The request –
Pick out and copy every line below that has the word "schools".

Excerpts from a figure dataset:
-=-=-=-=-

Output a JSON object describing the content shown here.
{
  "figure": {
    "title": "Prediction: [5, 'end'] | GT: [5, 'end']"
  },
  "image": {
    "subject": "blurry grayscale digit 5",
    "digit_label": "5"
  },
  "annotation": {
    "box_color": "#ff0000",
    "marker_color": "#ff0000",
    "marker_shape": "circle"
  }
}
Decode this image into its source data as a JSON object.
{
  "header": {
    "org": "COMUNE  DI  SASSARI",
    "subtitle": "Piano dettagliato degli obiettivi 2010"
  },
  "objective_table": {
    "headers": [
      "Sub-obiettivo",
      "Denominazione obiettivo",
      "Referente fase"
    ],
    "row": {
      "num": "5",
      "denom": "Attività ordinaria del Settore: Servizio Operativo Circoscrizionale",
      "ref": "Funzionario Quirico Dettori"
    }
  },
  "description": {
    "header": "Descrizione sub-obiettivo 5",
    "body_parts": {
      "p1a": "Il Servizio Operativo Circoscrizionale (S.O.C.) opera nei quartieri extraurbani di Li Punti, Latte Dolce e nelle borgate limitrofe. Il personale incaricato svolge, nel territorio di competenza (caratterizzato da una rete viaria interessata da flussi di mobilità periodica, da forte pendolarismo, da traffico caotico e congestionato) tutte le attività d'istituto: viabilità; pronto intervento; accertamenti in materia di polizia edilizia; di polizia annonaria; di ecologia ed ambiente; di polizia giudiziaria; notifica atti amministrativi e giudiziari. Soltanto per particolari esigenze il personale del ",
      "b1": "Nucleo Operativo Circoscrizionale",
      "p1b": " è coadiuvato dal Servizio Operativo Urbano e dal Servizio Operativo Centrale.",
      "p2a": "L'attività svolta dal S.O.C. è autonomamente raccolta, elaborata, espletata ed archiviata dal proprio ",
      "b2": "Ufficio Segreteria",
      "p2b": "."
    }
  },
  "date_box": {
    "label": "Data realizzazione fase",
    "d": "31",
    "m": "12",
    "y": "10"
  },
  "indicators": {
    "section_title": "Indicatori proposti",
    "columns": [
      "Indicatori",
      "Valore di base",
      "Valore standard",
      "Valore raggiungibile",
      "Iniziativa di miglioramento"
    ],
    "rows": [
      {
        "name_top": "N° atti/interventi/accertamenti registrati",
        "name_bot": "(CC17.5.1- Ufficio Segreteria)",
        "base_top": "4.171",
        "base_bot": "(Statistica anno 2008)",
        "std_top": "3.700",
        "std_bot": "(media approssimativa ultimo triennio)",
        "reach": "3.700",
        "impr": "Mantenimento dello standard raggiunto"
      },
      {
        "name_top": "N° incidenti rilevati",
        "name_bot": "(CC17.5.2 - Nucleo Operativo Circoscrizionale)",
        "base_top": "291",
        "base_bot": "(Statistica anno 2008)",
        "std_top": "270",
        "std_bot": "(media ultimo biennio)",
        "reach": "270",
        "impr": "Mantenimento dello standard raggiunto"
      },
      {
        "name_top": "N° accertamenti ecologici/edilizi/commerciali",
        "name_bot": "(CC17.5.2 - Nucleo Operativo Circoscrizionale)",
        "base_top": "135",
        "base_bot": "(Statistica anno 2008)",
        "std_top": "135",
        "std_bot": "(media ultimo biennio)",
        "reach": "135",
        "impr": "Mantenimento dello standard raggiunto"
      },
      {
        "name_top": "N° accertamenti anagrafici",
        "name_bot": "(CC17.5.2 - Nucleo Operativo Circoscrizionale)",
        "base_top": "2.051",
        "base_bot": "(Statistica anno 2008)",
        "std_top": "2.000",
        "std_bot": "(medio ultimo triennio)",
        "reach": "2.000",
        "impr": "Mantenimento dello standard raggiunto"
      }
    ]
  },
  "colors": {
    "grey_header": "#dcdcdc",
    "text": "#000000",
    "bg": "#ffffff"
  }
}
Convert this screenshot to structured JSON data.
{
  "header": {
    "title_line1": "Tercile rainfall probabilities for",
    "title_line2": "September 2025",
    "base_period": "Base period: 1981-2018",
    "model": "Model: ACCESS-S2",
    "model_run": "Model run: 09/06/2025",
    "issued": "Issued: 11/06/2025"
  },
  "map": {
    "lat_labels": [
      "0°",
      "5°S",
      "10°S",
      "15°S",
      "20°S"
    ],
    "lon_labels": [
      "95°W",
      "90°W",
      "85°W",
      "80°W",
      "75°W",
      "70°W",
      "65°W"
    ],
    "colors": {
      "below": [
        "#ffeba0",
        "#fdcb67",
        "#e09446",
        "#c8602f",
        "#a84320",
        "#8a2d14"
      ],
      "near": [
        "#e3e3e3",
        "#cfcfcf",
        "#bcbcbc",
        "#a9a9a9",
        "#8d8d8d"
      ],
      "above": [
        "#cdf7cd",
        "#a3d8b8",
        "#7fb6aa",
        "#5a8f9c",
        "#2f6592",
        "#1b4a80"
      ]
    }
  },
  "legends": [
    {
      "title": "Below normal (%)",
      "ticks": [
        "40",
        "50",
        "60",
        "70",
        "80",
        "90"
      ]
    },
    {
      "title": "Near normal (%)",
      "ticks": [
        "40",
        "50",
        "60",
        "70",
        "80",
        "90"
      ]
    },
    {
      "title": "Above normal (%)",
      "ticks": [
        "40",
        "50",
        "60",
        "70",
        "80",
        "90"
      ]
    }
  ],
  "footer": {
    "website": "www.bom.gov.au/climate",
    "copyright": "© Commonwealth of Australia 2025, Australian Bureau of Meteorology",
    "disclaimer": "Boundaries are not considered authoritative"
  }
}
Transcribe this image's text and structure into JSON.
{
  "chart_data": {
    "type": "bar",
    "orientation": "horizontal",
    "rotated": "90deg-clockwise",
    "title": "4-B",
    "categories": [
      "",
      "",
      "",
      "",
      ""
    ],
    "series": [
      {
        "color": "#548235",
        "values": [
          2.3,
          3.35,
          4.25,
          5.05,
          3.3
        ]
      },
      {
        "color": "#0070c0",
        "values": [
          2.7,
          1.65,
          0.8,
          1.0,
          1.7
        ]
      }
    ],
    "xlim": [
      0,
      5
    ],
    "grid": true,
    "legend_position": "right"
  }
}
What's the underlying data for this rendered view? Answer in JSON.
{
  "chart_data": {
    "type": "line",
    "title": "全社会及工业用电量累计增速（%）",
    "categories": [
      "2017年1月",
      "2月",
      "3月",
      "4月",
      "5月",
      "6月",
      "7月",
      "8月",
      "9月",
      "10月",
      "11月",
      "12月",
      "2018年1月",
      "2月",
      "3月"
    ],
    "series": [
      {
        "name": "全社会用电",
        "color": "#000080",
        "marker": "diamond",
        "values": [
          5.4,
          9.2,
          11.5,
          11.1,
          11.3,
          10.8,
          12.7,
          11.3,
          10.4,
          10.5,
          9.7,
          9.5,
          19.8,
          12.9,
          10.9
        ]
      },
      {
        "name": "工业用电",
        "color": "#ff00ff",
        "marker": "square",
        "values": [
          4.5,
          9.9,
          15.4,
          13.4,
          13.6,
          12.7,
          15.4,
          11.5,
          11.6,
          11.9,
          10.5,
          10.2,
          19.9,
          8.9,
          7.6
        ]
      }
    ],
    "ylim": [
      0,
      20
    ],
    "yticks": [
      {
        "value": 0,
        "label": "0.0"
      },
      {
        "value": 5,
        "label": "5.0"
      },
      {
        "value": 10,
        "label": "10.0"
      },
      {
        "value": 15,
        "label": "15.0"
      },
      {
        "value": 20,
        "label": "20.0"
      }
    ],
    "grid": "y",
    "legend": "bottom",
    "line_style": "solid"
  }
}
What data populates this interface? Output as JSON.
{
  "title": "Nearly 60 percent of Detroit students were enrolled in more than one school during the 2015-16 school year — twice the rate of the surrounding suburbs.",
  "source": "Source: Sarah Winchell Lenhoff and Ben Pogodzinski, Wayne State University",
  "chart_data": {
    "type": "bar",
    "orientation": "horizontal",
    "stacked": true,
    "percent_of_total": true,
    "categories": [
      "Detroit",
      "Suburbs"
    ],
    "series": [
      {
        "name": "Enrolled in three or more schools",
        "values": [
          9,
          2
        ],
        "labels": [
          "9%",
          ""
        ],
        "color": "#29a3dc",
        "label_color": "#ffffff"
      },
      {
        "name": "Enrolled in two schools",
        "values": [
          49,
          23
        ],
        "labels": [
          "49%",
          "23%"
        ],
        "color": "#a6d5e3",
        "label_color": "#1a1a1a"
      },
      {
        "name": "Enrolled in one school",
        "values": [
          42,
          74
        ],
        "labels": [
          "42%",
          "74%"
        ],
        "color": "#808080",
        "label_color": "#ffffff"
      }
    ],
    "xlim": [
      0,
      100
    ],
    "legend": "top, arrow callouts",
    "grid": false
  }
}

-=-=-=-=-

Full solution –
        "name": "Enrolled in three or more schools",
        "name": "Enrolled in two schools",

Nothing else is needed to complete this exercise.